• **WHAT THIS TASK INVOLVES**: Give the number of lines in the listing that hold the word "acceso". Write nothing but that number.

>> START

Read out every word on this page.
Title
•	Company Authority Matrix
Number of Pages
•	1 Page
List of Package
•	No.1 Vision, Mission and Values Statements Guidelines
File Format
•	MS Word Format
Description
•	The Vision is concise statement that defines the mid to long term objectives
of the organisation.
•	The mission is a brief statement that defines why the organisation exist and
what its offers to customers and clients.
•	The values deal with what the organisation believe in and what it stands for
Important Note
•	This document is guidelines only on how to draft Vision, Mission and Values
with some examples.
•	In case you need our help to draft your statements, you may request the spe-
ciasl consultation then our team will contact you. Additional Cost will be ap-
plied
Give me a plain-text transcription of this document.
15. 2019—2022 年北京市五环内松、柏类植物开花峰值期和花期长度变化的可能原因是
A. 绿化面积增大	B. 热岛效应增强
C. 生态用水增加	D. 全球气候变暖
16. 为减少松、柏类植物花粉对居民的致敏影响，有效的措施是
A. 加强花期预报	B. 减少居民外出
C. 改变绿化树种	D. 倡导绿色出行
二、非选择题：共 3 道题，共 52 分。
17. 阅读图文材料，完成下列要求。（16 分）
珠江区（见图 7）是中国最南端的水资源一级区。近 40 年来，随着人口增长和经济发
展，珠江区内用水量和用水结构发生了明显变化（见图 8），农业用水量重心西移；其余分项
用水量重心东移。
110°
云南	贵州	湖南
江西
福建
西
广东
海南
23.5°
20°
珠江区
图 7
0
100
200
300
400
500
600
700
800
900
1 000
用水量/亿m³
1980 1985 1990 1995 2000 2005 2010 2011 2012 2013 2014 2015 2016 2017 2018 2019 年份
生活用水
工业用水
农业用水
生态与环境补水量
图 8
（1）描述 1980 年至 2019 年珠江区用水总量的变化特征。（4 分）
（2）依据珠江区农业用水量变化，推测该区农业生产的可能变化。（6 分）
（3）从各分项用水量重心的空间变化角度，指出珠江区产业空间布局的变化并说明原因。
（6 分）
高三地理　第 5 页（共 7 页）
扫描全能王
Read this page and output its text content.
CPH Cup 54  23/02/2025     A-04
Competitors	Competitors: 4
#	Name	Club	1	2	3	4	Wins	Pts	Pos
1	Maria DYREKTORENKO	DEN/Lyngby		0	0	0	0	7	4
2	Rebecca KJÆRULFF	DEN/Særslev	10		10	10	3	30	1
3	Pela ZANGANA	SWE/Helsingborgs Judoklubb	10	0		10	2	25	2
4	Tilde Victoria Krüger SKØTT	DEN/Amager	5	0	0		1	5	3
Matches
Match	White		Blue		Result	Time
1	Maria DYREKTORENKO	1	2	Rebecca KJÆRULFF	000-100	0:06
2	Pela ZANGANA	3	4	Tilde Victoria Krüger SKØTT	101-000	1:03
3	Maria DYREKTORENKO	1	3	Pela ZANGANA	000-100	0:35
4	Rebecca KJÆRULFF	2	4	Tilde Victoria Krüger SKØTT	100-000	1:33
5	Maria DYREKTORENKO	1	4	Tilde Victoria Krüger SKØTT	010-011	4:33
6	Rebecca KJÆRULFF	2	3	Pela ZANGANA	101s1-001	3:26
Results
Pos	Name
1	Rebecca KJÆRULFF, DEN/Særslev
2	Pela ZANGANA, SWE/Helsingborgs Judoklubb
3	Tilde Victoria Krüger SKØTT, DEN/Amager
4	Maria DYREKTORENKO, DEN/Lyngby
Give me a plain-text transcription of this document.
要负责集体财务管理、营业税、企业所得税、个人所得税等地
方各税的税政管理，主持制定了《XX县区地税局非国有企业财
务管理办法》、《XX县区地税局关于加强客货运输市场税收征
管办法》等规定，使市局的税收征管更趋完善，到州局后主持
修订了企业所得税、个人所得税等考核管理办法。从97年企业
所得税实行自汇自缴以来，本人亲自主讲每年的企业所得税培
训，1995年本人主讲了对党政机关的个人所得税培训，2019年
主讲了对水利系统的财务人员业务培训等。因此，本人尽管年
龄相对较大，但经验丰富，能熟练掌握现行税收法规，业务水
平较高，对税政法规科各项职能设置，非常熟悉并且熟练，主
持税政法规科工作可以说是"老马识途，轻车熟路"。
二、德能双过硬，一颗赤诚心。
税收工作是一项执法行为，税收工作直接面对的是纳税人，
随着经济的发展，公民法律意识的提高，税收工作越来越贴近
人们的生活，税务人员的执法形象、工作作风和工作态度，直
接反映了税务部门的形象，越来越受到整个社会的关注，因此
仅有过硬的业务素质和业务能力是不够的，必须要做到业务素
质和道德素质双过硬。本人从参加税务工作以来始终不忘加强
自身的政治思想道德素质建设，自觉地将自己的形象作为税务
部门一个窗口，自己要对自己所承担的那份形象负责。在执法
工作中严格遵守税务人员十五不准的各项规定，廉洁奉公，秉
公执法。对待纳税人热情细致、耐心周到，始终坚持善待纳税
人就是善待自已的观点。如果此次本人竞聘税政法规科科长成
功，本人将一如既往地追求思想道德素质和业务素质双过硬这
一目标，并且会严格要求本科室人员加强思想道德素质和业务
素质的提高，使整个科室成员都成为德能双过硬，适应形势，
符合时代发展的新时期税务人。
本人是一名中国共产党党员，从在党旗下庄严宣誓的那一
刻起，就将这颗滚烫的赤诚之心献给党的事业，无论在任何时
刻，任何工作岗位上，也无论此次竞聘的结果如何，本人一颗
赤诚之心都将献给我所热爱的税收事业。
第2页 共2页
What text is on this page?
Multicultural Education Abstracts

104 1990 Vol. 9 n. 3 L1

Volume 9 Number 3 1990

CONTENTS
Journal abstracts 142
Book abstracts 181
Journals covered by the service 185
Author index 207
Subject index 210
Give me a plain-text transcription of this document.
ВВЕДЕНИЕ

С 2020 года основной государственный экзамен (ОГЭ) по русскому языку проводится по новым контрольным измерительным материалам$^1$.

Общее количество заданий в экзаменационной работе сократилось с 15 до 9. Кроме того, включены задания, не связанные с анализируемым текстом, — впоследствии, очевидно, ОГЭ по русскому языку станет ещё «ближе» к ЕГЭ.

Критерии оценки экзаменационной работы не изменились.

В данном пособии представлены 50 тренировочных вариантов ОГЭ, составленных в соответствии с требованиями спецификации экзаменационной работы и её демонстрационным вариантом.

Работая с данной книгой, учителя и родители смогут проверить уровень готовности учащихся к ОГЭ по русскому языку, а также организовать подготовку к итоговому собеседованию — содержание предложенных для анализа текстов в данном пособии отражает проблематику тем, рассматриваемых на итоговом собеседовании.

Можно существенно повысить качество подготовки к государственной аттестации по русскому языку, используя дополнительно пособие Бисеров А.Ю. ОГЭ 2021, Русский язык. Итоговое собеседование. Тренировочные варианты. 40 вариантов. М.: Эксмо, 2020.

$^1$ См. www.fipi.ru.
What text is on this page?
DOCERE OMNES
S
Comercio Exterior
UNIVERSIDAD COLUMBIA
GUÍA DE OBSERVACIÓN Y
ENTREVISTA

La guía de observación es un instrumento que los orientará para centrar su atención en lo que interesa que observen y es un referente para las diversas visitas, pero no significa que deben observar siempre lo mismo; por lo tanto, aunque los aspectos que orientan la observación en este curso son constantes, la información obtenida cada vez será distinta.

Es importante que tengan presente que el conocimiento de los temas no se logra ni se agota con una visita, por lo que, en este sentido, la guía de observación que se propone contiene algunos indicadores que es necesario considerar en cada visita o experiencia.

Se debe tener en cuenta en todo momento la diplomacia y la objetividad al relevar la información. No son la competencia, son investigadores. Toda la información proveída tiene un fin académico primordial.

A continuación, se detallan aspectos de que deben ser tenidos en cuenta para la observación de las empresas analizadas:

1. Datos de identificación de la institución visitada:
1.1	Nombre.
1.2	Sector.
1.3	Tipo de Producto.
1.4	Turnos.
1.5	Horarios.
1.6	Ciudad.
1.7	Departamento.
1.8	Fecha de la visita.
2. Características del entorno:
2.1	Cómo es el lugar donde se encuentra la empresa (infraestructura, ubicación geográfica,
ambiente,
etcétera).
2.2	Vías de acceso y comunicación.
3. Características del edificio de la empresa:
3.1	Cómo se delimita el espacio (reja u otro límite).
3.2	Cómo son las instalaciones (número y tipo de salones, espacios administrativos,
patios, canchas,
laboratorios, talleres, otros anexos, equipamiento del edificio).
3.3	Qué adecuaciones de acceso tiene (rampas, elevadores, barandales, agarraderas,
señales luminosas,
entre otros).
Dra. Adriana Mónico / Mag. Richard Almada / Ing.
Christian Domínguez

>> END

• **EXPECTED ANSWER**: 2